*Stated problem*
Present the data once more in exactly its original form.

*Data shown*
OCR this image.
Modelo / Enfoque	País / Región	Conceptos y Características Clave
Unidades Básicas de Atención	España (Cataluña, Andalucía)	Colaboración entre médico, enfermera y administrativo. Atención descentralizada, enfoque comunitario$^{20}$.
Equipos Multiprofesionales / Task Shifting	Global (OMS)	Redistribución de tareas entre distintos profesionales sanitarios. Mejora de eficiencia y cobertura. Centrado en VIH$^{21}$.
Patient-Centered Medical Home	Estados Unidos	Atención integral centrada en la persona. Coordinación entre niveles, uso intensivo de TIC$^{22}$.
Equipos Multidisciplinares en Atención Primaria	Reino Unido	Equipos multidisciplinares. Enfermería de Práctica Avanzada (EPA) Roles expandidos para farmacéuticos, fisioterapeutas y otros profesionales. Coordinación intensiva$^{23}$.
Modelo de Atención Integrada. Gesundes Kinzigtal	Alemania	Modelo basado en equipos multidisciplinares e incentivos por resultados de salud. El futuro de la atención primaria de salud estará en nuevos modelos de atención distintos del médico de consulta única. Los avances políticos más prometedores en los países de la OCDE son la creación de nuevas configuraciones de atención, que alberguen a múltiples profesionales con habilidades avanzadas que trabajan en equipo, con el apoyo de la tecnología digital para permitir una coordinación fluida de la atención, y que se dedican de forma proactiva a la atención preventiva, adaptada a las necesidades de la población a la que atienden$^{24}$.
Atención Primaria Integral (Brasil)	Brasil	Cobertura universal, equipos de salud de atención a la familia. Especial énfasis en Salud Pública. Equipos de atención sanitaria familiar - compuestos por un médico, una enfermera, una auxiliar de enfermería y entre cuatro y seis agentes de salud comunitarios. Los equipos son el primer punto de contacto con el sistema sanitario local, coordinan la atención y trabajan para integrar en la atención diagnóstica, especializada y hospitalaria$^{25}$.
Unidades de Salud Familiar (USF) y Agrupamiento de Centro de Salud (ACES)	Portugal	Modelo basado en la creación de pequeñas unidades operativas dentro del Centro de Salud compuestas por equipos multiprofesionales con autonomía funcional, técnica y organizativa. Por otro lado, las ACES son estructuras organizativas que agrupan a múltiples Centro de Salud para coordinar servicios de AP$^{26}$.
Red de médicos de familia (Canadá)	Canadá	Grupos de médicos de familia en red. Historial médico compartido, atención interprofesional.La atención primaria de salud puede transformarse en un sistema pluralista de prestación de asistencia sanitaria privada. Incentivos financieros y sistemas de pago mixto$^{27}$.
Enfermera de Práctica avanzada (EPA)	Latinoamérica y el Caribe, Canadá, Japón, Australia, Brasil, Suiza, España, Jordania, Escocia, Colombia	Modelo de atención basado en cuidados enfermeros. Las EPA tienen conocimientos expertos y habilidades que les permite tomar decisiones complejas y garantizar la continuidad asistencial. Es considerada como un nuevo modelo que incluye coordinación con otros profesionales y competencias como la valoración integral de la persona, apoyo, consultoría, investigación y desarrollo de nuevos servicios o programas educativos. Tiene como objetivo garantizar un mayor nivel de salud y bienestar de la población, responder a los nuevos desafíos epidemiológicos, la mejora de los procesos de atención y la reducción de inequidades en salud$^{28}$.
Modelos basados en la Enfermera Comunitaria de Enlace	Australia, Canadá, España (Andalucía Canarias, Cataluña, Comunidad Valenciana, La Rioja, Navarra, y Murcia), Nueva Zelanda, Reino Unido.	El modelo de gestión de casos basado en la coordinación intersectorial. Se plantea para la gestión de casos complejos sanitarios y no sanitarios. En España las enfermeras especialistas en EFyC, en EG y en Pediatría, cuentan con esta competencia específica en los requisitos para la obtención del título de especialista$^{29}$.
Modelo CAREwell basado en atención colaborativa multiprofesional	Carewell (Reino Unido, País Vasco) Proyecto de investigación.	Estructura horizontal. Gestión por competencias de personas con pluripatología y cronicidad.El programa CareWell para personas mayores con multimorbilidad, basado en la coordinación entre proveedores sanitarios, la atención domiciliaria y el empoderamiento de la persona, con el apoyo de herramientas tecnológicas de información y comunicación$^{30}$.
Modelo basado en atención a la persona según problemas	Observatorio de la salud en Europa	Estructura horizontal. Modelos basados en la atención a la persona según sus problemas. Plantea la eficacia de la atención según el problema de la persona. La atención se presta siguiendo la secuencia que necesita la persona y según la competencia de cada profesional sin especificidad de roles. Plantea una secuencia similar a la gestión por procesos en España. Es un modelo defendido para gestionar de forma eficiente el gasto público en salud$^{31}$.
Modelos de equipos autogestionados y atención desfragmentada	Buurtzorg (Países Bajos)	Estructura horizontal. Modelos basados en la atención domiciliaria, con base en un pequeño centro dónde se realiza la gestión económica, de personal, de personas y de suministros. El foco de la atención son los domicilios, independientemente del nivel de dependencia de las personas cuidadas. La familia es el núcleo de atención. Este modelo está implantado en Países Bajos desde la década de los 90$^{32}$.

*Response*
OCR this image.
Modelo / Enfoque	País / Región	Conceptos y Características Clave
Unidades Básicas de Atención	España (Cataluña, Andalucía)	Colaboración entre médico, enfermera y administrativo. Atención descentralizada, enfoque comunitario$^{20}$.
Equipos Multiprofesionales / Task Shifting	Global (OMS)	Redistribución de tareas entre distintos profesionales sanitarios. Mejora de eficiencia y cobertura. Centrado en VIH$^{21}$.
Patient-Centered Medical Home	Estados Unidos	Atención integral centrada en la persona. Coordinación entre niveles, uso intensivo de TIC$^{22}$.
Equipos Multidisciplinares en Atención Primaria	Reino Unido	Equipos multidisciplinares. Enfermería de Práctica Avanzada (EPA) Roles expandidos para farmacéuticos, fisioterapeutas y otros profesionales. Coordinación intensiva$^{23}$.
Modelo de Atención Integrada. Gesundes Kinzigtal	Alemania	Modelo basado en equipos multidisciplinares e incentivos por resultados de salud. El futuro de la atención primaria de salud estará en nuevos modelos de atención distintos del médico de consulta única. Los avances políticos más prometedores en los países de la OCDE son la creación de nuevas configuraciones de atención, que alberguen a múltiples profesionales con habilidades avanzadas que trabajan en equipo, con el apoyo de la tecnología digital para permitir una coordinación fluida de la atención, y que se dedican de forma proactiva a la atención preventiva, adaptada a las necesidades de la población a la que atienden$^{24}$.
Atención Primaria Integral (Brasil)	Brasil	Cobertura universal, equipos de salud de atención a la familia. Especial énfasis en Salud Pública. Equipos de atención sanitaria familiar - compuestos por un médico, una enfermera, una auxiliar de enfermería y entre cuatro y seis agentes de salud comunitarios. Los equipos son el primer punto de contacto con el sistema sanitario local, coordinan la atención y trabajan para integrar en la atención diagnóstica, especializada y hospitalaria$^{25}$.
Unidades de Salud Familiar (USF) y Agrupamiento de Centro de Salud (ACES)	Portugal	Modelo basado en la creación de pequeñas unidades operativas dentro del Centro de Salud compuestas por equipos multiprofesionales con autonomía funcional, técnica y organizativa. Por otro lado, las ACES son estructuras organizativas que agrupan a múltiples Centro de Salud para coordinar servicios de AP$^{26}$.
Red de médicos de familia (Canadá)	Canadá	Grupos de médicos de familia en red. Historial médico compartido, atención interprofesional.La atención primaria de salud puede transformarse en un sistema pluralista de prestación de asistencia sanitaria privada. Incentivos financieros y sistemas de pago mixto$^{27}$.
Enfermera de Práctica avanzada (EPA)	Latinoamérica y el Caribe, Canadá, Japón, Australia, Brasil, Suiza, España, Jordania, Escocia, Colombia	Modelo de atención basado en cuidados enfermeros. Las EPA tienen conocimientos expertos y habilidades que les permite tomar decisiones complejas y garantizar la continuidad asistencial. Es considerada como un nuevo modelo que incluye coordinación con otros profesionales y competencias como la valoración integral de la persona, apoyo, consultoría, investigación y desarrollo de nuevos servicios o programas educativos. Tiene como objetivo garantizar un mayor nivel de salud y bienestar de la población, responder a los nuevos desafíos epidemiológicos, la mejora de los procesos de atención y la reducción de inequidades en salud$^{28}$.
Modelos basados en la Enfermera Comunitaria de Enlace	Australia, Canadá, España (Andalucía Canarias, Cataluña, Comunidad Valenciana, La Rioja, Navarra, y Murcia), Nueva Zelanda, Reino Unido.	El modelo de gestión de casos basado en la coordinación intersectorial. Se plantea para la gestión de casos complejos sanitarios y no sanitarios. En España las enfermeras especialistas en EFyC, en EG y en Pediatría, cuentan con esta competencia específica en los requisitos para la obtención del título de especialista$^{29}$.
Modelo CAREwell basado en atención colaborativa multiprofesional	Carewell (Reino Unido, País Vasco) Proyecto de investigación.	Estructura horizontal. Gestión por competencias de personas con pluripatología y cronicidad.El programa CareWell para personas mayores con multimorbilidad, basado en la coordinación entre proveedores sanitarios, la atención domiciliaria y el empoderamiento de la persona, con el apoyo de herramientas tecnológicas de información y comunicación$^{30}$.
Modelo basado en atención a la persona según problemas	Observatorio de la salud en Europa	Estructura horizontal. Modelos basados en la atención a la persona según sus problemas. Plantea la eficacia de la atención según el problema de la persona. La atención se presta siguiendo la secuencia que necesita la persona y según la competencia de cada profesional sin especificidad de roles. Plantea una secuencia similar a la gestión por procesos en España. Es un modelo defendido para gestionar de forma eficiente el gasto público en salud$^{31}$.
Modelos de equipos autogestionados y atención desfragmentada	Buurtzorg (Países Bajos)	Estructura horizontal. Modelos basados en la atención domiciliaria, con base en un pequeño centro dónde se realiza la gestión económica, de personal, de personas y de suministros. El foco de la atención son los domicilios, independientemente del nivel de dependencia de las personas cuidadas. La familia es el núcleo de atención. Este modelo está implantado en Países Bajos desde la década de los 90$^{32}$.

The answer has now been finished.